The records should be written out in full, with nothing altered.

━━ Extracted material

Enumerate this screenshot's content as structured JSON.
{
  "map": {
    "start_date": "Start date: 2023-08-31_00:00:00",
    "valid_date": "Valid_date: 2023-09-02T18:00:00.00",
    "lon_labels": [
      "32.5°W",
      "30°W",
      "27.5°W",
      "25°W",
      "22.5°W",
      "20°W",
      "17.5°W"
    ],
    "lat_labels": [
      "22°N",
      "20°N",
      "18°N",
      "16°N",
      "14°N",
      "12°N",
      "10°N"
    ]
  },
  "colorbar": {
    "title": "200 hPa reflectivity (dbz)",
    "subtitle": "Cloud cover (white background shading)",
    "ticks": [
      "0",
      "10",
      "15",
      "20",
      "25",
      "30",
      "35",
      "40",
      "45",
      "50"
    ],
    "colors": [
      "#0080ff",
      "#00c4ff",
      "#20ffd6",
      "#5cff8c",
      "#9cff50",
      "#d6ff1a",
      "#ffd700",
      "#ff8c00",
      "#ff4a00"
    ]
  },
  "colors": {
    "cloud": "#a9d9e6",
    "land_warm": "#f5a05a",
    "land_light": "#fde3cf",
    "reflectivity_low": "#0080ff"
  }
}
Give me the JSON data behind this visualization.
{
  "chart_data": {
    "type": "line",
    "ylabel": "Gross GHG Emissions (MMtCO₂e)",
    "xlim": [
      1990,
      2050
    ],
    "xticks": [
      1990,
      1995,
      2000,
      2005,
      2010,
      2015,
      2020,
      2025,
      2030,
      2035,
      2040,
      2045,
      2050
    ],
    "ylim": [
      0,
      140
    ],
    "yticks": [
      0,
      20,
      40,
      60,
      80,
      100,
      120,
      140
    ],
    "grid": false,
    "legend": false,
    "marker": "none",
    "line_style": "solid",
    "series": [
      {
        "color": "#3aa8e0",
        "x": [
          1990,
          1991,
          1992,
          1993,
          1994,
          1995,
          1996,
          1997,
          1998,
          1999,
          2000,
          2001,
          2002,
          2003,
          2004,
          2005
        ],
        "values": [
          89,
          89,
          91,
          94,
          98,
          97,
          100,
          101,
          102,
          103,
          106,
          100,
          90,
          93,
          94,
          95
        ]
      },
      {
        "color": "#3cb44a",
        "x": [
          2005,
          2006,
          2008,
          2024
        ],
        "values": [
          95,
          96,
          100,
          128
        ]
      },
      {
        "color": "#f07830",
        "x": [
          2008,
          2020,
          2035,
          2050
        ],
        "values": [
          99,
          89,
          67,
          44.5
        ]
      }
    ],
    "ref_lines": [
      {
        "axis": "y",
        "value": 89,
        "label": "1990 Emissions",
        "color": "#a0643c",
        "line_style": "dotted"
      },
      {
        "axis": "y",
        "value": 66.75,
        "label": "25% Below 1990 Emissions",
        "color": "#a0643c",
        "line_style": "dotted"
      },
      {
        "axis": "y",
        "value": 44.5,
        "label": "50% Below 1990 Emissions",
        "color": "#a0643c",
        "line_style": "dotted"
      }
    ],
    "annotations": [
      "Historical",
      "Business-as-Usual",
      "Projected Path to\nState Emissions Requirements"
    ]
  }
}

━━━━

The solution:
Enumerate this screenshot's content as structured JSON.
{
  "map": {
    "start_date": "Start date: 2023-08-31_00:00:00",
    "valid_date": "Valid_date: 2023-09-02T18:00:00.00",
    "lon_labels": [
      "32.5°W",
      "30°W",
      "27.5°W",
      "25°W",
      "22.5°W",
      "20°W",
      "17.5°W"
    ],
    "lat_labels": [
      "22°N",
      "20°N",
      "18°N",
      "16°N",
      "14°N",
      "12°N",
      "10°N"
    ]
  },
  "colorbar": {
    "title": "200 hPa reflectivity (dbz)",
    "subtitle": "Cloud cover (white background shading)",
    "ticks": [
      "0",
      "10",
      "15",
      "20",
      "25",
      "30",
      "35",
      "40",
      "45",
      "50"
    ],
    "colors": [
      "#0080ff",
      "#00c4ff",
      "#20ffd6",
      "#5cff8c",
      "#9cff50",
      "#d6ff1a",
      "#ffd700",
      "#ff8c00",
      "#ff4a00"
    ]
  },
  "colors": {
    "cloud": "#a9d9e6",
    "land_warm": "#f5a05a",
    "land_light": "#fde3cf",
    "reflectivity_low": "#0080ff"
  }
}
Give me the JSON data behind this visualization.
{
  "chart_data": {
    "type": "line",
    "ylabel": "Gross GHG Emissions (MMtCO₂e)",
    "xlim": [
      1990,
      2050
    ],
    "xticks": [
      1990,
      1995,
      2000,
      2005,
      2010,
      2015,
      2020,
      2025,
      2030,
      2035,
      2040,
      2045,
      2050
    ],
    "ylim": [
      0,
      140
    ],
    "yticks": [
      0,
      20,
      40,
      60,
      80,
      100,
      120,
      140
    ],
    "grid": false,
    "legend": false,
    "marker": "none",
    "line_style": "solid",
    "series": [
      {
        "color": "#3aa8e0",
        "x": [
          1990,
          1991,
          1992,
          1993,
          1994,
          1995,
          1996,
          1997,
          1998,
          1999,
          2000,
          2001,
          2002,
          2003,
          2004,
          2005
        ],
        "values": [
          89,
          89,
          91,
          94,
          98,
          97,
          100,
          101,
          102,
          103,
          106,
          100,
          90,
          93,
          94,
          95
        ]
      },
      {
        "color": "#3cb44a",
        "x": [
          2005,
          2006,
          2008,
          2024
        ],
        "values": [
          95,
          96,
          100,
          128
        ]
      },
      {
        "color": "#f07830",
        "x": [
          2008,
          2020,
          2035,
          2050
        ],
        "values": [
          99,
          89,
          67,
          44.5
        ]
      }
    ],
    "ref_lines": [
      {
        "axis": "y",
        "value": 89,
        "label": "1990 Emissions",
        "color": "#a0643c",
        "line_style": "dotted"
      },
      {
        "axis": "y",
        "value": 66.75,
        "label": "25% Below 1990 Emissions",
        "color": "#a0643c",
        "line_style": "dotted"
      },
      {
        "axis": "y",
        "value": 44.5,
        "label": "50% Below 1990 Emissions",
        "color": "#a0643c",
        "line_style": "dotted"
      }
    ],
    "annotations": [
      "Historical",
      "Business-as-Usual",
      "Projected Path to\nState Emissions Requirements"
    ]
  }
}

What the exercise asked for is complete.